**Sorular**
(A) Nuri Çavuş anlatısına göre Nuri Çavuş hangi cepheye asker olarak gitmişti?
(B) Nuri Çavuş anlatısında aile neden artık istasyona gitmemeye başladı?
(C) Nuri Çavuş anlatısında "Uzun yıllar orada" ile başlayıp "köylü uyandı derdi.." ifadesine kadar süren bölümü, "ağıt" yerine "feryat" koyarak değiştirip yeniden yazın.

**Sayfa Metni**
☆ ☆ ☆
Rahmetli babamdan dinlemiştim..Zeynep nenemin babası Nuri Çavuş Yemen cephesine asker olarak gitmiş.
Uzun yıllar orada kalmış Mondros Ateşkes anlaşmasıyla 1.dünya savaşı bitince Yemen cephesinin dağılmasıyla tek tük de olsa bazı askerler dönmeye başlamış Zeynep Nenemle annesi Fatma nenem yıllarca tren istasyonuna gidip trenle gelen askerlere aşağıdan hepce bağırırdık Adanalı Nuri'yi gördünüzmü diye..ilk zamanlar birileri bizim cephedeydi gördük iyiydi gelir dediler..Sonraki yıllar trende sorduklarımızdan cevap alamadık istasyonada gitmedik artık hatta şehit oldu diye duasını bile okuttuk demişti.Umut kestiğimiz bir gün sabah karanlığında çalan kapıyı Fatma nenemle annem açtı saç sakal karışmış üstübaşı paramparça birini görünce( o zaman sürekli aç yoksul durumda olan insanlar kapı çalıp hep ekmek isterlerdi) bir parça ekmek vermek için geri dönünce arkamdan seslenip benim Nuriii deyince ağıt ve çığlığımıza köylü uyandı derdi..
☆ ☆ ☆
**Verilen Bilgiler**
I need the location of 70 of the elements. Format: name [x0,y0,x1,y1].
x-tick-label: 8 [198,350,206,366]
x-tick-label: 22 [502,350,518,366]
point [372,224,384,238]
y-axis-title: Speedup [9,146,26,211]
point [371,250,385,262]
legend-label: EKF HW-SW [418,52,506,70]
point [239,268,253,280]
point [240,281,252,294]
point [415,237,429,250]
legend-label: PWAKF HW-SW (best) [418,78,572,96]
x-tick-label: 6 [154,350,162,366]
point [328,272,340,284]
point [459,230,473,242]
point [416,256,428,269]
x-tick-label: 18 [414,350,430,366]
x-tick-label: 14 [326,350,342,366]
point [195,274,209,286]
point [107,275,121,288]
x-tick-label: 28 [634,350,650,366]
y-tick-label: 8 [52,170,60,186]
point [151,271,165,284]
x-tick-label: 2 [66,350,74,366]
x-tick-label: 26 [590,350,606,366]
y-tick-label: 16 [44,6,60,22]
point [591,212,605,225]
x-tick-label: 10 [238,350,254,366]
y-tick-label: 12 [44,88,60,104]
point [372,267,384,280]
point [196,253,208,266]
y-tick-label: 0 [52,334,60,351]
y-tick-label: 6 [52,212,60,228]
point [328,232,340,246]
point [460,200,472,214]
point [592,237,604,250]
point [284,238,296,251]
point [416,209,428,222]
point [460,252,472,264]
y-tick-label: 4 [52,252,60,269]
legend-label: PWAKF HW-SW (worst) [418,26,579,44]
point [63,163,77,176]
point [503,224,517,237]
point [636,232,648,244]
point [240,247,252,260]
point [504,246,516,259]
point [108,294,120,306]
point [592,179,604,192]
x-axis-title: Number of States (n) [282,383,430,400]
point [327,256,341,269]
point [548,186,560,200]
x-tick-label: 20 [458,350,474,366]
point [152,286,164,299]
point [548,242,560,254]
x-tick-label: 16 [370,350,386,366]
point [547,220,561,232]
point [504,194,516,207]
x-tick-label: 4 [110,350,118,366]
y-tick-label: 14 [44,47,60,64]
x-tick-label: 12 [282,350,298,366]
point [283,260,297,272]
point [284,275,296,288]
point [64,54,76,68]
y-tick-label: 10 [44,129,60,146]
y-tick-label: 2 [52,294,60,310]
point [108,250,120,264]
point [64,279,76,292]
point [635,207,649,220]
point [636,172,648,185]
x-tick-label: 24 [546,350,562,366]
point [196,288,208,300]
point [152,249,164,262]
☆ ☆ ☆
**Cevap Anahtarı**
(A) Yemen cephesine.

(B) Sonraki yıllarda trenle gelen askerlere Nuri'yi sorduklarında hiçbir cevap alamadılar. Bu yüzden istasyona gitmeyi bıraktılar.

(C)
Uzun yıllar orada kalmış Mondros Ateşkes anlaşmasıyla 1.dünya savaşı bitince Yemen cephesinin dağılmasıyla tek tük de olsa bazı askerler dönmeye başlamış Zeynep Nenemle annesi Fatma nenem yıllarca tren istasyonuna gidip trenle gelen askerlere aşağıdan hepce bağırırdık Adanalı Nuri'yi gördünüzmü diye..ilk zamanlar birileri bizim cephedeydi gördük iyiydi gelir dediler..Sonraki yıllar trende sorduklarımızdan cevap alamadık istasyonada gitmedik artık hatta şehit oldu diye duasını bile okuttuk demişti.Umut kestiğimiz bir gün sabah karanlığında çalan kapıyı Fatma nenemle annem açtı saç sakal karışmış üstübaşı paramparça birini görünce( o zaman sürekli aç yoksul durumda olan insanlar kapı çalıp hep ekmek isterlerdi) bir parça ekmek vermek için geri dönünce arkamdan seslenip benim Nuriii deyince feryat ve çığlığımıza köylü uyandı derdi..